→ **WORK REQUIRED**
Below is a listing. Gather each line of it that contains "amount".

Rows from a dataset

****************

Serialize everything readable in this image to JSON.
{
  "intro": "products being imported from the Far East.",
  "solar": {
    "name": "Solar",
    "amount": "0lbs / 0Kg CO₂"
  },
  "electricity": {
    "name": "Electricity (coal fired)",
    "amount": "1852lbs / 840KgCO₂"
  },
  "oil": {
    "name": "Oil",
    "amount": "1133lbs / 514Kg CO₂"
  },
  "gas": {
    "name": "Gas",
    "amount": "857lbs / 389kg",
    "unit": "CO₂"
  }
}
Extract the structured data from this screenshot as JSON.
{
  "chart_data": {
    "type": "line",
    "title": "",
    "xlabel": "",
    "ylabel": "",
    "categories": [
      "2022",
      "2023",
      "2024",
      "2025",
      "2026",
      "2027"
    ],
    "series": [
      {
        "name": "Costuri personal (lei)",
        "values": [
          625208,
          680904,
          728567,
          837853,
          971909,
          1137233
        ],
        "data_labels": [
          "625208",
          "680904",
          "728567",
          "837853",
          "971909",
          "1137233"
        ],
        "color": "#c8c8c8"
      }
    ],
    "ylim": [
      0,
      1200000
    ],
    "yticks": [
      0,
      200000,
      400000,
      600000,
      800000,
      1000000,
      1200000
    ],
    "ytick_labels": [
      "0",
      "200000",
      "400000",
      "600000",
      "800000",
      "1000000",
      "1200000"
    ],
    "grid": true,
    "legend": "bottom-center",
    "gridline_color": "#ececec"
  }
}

****************

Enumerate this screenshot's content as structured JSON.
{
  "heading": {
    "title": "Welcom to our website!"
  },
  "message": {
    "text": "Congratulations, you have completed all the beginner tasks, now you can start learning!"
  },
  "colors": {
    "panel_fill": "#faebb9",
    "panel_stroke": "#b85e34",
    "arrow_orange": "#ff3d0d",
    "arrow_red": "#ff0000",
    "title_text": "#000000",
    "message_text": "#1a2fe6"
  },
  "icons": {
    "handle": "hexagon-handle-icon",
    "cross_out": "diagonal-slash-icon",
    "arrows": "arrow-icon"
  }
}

****************

→ **SOLUTION TO THE PROBLEM**
    "amount": "0lbs / 0Kg CO₂"
    "amount": "1852lbs / 840KgCO₂"
    "amount": "1133lbs / 514Kg CO₂"
    "amount": "857lbs / 389kg",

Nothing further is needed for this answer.